— Written problem —
Return each entry exactly, with none missing.

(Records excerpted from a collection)
——
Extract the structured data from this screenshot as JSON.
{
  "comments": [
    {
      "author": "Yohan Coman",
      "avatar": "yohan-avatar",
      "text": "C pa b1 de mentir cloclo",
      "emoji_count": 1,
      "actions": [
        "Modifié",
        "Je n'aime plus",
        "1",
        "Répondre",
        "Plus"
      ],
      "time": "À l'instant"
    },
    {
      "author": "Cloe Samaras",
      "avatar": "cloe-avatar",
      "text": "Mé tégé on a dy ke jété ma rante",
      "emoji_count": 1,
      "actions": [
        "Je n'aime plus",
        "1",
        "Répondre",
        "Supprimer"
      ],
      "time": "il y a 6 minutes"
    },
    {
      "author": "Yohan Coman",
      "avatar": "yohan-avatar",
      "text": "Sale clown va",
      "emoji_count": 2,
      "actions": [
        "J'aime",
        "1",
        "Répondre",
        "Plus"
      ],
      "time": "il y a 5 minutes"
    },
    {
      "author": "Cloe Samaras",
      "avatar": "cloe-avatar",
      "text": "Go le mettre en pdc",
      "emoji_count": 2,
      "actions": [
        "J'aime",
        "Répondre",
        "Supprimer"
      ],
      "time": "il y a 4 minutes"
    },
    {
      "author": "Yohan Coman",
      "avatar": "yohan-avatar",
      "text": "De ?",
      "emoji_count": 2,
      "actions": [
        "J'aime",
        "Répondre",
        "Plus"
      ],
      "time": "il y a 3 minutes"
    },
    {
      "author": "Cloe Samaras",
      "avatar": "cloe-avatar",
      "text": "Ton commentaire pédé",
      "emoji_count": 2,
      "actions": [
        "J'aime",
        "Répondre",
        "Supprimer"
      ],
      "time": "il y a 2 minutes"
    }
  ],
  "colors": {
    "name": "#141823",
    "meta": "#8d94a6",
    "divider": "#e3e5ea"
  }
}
——
— Task output —
Extract the structured data from this screenshot as JSON.
{
  "comments": [
    {
      "author": "Yohan Coman",
      "avatar": "yohan-avatar",
      "text": "C pa b1 de mentir cloclo",
      "emoji_count": 1,
      "actions": [
        "Modifié",
        "Je n'aime plus",
        "1",
        "Répondre",
        "Plus"
      ],
      "time": "À l'instant"
    },
    {
      "author": "Cloe Samaras",
      "avatar": "cloe-avatar",
      "text": "Mé tégé on a dy ke jété ma rante",
      "emoji_count": 1,
      "actions": [
        "Je n'aime plus",
        "1",
        "Répondre",
        "Supprimer"
      ],
      "time": "il y a 6 minutes"
    },
    {
      "author": "Yohan Coman",
      "avatar": "yohan-avatar",
      "text": "Sale clown va",
      "emoji_count": 2,
      "actions": [
        "J'aime",
        "1",
        "Répondre",
        "Plus"
      ],
      "time": "il y a 5 minutes"
    },
    {
      "author": "Cloe Samaras",
      "avatar": "cloe-avatar",
      "text": "Go le mettre en pdc",
      "emoji_count": 2,
      "actions": [
        "J'aime",
        "Répondre",
        "Supprimer"
      ],
      "time": "il y a 4 minutes"
    },
    {
      "author": "Yohan Coman",
      "avatar": "yohan-avatar",
      "text": "De ?",
      "emoji_count": 2,
      "actions": [
        "J'aime",
        "Répondre",
        "Plus"
      ],
      "time": "il y a 3 minutes"
    },
    {
      "author": "Cloe Samaras",
      "avatar": "cloe-avatar",
      "text": "Ton commentaire pédé",
      "emoji_count": 2,
      "actions": [
        "J'aime",
        "Répondre",
        "Supprimer"
      ],
      "time": "il y a 2 minutes"
    }
  ],
  "colors": {
    "name": "#141823",
    "meta": "#8d94a6",
    "divider": "#e3e5ea"
  }
}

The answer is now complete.